▶ _PROBLEM DESCRIPTION_
Gather every line of the entries that includes the word "object".

▶ _RECORDS_
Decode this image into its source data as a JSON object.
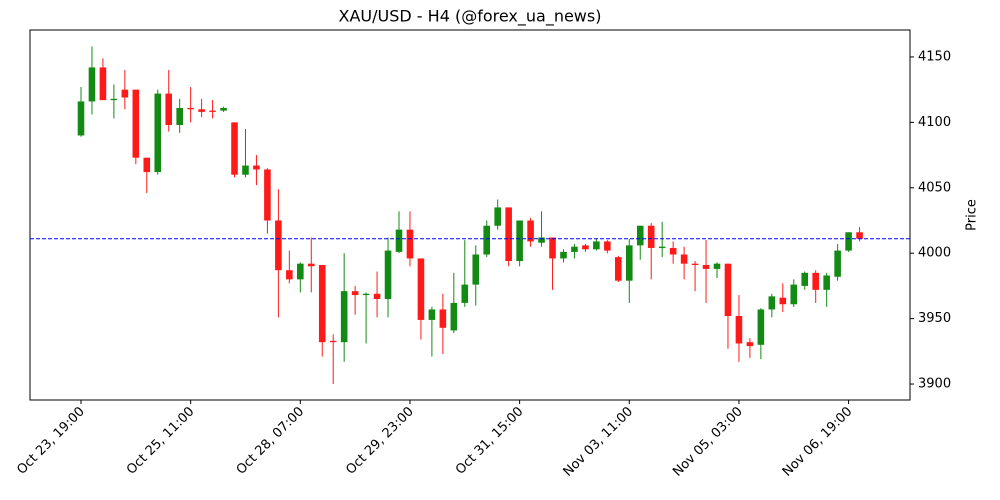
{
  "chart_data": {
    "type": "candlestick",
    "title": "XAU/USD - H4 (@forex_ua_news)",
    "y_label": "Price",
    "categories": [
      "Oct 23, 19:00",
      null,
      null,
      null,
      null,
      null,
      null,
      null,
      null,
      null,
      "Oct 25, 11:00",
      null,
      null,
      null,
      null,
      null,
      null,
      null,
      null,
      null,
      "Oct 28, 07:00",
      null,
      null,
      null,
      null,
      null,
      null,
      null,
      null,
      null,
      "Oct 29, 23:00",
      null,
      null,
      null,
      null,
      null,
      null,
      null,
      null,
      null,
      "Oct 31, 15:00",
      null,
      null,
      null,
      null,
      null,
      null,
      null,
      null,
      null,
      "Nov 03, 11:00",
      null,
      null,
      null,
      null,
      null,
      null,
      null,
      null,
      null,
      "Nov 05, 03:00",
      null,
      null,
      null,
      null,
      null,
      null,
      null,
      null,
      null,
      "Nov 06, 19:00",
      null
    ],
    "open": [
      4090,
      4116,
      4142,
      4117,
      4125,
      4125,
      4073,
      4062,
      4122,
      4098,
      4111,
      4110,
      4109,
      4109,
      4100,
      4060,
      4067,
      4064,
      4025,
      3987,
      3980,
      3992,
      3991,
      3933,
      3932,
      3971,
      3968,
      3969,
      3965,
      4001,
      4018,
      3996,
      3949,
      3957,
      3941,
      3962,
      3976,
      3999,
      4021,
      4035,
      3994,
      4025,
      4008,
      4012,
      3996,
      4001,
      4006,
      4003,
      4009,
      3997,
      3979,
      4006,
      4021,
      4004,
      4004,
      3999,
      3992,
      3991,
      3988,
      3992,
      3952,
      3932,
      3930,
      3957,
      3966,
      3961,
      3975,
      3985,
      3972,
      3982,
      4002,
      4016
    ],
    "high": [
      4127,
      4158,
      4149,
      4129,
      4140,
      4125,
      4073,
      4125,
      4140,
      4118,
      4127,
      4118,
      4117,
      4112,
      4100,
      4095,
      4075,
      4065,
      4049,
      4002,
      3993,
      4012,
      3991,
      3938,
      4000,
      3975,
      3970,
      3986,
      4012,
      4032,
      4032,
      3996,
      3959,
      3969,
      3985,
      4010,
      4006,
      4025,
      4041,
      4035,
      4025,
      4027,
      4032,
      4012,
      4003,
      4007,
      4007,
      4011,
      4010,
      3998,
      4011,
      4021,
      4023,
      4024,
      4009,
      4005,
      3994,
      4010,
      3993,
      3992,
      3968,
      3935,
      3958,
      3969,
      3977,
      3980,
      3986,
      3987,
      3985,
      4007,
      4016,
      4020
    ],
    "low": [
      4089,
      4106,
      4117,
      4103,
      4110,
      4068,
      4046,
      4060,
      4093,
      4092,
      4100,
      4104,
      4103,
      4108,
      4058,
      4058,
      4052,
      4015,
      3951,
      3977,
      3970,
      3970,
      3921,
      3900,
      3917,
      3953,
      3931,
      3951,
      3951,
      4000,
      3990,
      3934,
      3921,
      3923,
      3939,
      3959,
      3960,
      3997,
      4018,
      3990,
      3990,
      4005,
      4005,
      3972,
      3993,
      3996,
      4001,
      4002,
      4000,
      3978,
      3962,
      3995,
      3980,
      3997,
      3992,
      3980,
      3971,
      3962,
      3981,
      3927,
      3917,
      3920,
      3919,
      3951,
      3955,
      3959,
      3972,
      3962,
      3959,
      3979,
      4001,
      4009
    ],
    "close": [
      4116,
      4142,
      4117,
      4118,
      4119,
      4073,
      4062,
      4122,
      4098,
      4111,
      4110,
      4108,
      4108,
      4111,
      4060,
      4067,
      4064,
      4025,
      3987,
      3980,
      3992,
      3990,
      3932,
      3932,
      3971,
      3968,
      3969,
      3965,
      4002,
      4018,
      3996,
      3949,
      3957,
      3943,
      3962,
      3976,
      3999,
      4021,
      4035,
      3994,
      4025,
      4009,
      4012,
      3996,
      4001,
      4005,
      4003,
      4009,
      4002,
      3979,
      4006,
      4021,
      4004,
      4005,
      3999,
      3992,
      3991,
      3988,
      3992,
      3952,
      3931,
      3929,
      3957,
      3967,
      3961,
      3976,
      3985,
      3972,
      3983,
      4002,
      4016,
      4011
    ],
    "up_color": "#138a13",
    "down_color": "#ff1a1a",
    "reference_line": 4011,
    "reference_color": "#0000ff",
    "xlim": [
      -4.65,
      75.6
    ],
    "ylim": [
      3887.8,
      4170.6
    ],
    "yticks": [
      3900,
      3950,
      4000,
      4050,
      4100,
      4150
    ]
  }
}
* * *
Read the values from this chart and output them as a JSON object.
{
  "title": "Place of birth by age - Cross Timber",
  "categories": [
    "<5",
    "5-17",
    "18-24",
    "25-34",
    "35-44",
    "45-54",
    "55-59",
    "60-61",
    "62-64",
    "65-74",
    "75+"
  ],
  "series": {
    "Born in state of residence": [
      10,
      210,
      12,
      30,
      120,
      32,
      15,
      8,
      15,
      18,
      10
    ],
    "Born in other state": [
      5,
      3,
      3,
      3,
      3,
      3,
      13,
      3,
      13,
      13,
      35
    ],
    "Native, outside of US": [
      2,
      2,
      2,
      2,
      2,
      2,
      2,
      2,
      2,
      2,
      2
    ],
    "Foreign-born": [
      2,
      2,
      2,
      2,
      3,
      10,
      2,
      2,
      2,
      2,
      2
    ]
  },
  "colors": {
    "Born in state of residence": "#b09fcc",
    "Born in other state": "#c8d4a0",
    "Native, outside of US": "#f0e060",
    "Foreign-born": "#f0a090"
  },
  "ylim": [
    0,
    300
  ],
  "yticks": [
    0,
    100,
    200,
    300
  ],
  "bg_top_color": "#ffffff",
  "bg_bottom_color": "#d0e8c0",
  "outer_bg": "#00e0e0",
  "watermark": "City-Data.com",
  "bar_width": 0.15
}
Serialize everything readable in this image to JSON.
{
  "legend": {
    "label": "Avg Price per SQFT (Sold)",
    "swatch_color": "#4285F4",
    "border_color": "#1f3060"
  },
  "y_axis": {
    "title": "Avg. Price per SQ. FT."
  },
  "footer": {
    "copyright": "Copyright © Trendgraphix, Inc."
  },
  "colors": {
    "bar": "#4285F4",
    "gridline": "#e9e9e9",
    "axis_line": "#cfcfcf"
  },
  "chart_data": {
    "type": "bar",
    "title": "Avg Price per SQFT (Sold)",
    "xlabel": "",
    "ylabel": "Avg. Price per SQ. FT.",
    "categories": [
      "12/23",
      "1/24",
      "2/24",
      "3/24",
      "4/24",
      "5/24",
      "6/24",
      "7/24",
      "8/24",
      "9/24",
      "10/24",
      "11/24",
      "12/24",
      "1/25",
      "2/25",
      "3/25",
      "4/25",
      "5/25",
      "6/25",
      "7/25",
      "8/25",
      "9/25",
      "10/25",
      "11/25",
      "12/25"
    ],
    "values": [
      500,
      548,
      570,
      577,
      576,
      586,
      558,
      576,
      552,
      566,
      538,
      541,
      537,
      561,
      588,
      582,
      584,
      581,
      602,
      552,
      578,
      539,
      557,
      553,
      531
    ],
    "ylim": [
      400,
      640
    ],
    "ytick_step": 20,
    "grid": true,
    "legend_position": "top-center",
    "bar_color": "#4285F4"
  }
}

▶ _WRITTEN REPLY_
Decode this image into its source data as a JSON object.
Read the values from this chart and output them as a JSON object.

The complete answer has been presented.